Exercise instructions - For this exercise, copy out each line of the material below that includes "Verwaltung".

-- BEGIN Input rows --

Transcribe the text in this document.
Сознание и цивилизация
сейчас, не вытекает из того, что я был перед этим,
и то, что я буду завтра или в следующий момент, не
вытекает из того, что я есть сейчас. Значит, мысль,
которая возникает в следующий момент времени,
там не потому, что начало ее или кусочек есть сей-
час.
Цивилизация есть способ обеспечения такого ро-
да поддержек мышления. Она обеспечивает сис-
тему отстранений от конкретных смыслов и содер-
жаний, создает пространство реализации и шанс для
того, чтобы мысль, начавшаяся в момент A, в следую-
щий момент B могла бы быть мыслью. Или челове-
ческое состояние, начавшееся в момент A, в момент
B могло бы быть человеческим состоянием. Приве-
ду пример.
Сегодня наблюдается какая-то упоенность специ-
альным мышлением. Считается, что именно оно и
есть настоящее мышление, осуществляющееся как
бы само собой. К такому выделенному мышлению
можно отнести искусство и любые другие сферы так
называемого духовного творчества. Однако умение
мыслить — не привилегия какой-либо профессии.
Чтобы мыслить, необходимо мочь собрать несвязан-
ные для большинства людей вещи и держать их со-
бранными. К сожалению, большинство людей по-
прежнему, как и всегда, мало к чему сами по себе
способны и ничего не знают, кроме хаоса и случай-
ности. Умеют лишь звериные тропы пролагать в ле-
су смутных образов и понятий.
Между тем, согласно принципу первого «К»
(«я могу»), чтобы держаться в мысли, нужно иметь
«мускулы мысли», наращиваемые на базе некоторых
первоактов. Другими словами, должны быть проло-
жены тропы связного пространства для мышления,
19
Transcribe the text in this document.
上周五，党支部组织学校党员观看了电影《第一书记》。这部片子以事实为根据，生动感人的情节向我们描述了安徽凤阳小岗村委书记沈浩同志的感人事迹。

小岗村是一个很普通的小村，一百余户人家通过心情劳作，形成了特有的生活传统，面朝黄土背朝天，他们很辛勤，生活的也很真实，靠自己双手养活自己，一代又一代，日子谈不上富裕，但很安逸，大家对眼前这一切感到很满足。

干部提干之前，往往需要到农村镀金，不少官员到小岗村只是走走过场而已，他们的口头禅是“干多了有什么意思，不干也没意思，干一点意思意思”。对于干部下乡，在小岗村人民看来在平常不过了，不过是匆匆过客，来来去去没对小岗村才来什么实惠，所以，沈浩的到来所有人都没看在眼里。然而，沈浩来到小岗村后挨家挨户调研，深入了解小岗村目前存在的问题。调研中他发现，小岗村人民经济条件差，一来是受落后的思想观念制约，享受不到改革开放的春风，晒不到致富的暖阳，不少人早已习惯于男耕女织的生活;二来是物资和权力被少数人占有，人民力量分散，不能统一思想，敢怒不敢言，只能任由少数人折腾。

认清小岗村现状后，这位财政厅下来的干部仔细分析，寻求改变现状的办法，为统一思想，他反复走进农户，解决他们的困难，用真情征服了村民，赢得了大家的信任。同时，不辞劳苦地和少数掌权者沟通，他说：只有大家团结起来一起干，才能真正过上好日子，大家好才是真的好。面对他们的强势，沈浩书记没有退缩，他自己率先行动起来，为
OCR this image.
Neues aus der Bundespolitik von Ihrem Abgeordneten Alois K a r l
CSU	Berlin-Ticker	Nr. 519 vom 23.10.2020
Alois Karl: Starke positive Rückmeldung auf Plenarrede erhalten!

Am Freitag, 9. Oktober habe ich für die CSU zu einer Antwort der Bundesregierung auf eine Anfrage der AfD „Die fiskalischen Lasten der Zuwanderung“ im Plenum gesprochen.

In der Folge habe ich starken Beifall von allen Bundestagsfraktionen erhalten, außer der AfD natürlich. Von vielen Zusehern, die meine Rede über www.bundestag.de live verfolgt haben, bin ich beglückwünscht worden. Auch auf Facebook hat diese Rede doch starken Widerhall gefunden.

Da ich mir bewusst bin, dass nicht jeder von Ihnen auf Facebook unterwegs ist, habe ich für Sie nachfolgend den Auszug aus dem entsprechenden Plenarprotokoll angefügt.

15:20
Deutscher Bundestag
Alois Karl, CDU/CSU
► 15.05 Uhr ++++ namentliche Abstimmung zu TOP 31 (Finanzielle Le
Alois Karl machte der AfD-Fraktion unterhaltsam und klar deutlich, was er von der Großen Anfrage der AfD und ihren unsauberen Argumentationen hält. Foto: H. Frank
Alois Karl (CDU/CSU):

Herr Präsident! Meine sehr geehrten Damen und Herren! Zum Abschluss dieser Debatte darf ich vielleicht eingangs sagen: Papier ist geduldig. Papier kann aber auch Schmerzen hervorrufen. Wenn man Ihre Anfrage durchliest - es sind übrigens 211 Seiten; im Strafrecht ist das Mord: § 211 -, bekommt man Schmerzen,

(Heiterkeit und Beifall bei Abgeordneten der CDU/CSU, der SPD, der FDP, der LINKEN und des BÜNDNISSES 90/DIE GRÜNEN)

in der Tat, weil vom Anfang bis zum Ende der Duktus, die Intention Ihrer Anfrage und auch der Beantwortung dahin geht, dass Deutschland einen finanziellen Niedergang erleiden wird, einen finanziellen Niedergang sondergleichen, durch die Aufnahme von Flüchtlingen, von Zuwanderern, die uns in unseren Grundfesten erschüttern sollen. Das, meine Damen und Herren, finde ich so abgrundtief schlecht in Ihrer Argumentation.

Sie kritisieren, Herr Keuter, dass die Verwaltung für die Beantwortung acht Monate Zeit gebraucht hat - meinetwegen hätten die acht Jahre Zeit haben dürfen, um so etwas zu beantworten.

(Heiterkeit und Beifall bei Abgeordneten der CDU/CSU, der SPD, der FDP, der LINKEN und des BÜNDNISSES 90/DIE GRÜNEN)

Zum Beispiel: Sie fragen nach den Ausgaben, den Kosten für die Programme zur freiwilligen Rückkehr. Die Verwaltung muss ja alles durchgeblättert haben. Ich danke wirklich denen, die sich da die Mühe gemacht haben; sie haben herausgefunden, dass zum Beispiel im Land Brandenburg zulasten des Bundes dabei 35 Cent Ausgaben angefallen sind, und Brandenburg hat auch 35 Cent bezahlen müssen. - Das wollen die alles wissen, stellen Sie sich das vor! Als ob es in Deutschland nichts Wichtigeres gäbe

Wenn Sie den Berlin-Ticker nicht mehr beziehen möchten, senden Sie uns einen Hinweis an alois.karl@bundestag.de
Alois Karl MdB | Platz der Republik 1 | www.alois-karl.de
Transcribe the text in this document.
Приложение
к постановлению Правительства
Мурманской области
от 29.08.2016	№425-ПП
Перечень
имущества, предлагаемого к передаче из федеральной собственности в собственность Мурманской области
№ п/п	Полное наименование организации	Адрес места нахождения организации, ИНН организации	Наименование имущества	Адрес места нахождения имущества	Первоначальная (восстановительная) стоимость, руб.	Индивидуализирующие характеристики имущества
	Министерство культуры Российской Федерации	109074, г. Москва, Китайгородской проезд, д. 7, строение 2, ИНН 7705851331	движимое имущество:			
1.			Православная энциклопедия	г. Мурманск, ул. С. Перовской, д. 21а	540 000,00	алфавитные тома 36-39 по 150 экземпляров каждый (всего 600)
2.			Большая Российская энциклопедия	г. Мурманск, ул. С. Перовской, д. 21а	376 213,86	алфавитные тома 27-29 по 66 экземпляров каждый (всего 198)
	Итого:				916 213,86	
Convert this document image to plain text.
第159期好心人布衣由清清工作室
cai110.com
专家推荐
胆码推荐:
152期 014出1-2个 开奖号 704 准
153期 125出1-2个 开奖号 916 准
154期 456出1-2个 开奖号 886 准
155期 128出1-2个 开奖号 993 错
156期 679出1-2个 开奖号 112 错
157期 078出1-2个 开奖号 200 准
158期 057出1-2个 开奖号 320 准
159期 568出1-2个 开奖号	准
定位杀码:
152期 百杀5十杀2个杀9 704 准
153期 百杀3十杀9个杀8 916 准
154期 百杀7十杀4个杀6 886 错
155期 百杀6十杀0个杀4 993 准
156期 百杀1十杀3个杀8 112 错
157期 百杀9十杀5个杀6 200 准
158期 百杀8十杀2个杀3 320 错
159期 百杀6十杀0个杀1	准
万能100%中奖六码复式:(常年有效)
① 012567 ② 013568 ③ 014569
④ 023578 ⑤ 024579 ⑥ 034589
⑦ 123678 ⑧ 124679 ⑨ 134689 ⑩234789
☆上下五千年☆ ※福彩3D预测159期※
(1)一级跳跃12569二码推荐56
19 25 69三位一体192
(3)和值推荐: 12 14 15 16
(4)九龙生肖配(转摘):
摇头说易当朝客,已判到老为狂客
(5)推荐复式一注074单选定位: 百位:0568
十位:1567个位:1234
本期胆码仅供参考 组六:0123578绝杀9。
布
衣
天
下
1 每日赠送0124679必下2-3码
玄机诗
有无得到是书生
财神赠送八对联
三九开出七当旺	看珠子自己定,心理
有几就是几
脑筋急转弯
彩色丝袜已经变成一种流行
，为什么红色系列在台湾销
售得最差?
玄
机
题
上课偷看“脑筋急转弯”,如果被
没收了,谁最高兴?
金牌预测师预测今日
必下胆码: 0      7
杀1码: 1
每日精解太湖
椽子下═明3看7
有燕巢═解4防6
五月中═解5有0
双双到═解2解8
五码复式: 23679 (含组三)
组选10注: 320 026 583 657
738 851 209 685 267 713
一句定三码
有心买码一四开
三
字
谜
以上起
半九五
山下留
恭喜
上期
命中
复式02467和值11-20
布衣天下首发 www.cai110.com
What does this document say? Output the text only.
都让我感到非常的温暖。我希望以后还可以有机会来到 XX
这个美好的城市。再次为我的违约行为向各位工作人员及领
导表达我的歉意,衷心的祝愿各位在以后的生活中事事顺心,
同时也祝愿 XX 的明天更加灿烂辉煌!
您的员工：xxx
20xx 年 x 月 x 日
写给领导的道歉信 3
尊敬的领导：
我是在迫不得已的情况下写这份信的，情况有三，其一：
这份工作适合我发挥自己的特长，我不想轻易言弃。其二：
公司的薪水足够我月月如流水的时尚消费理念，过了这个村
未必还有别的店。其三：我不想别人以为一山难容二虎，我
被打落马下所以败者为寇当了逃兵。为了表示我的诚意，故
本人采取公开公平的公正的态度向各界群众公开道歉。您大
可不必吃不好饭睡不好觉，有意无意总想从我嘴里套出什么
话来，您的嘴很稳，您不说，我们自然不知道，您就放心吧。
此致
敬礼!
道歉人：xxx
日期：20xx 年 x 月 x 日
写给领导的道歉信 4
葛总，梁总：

-- END Input rows --

Output for this task -
Sie kritisieren, Herr Keuter, dass die Verwaltung für die Beantwortung acht Monate Zeit gebraucht hat - meinetwegen hätten die acht Jahre Zeit haben dürfen, um so etwas zu beantworten.
Zum Beispiel: Sie fragen nach den Ausgaben, den Kosten für die Programme zur freiwilligen Rückkehr. Die Verwaltung muss ja alles durchgeblättert haben. Ich danke wirklich denen, die sich da die Mühe gemacht haben; sie haben herausgefunden, dass zum Beispiel im Land Brandenburg zulasten des Bundes dabei 35 Cent Ausgaben angefallen sind, und Brandenburg hat auch 35 Cent bezahlen müssen. - Das wollen die alles wissen, stellen Sie sich das vor! Als ob es in Deutschland nichts Wichtigeres gäbe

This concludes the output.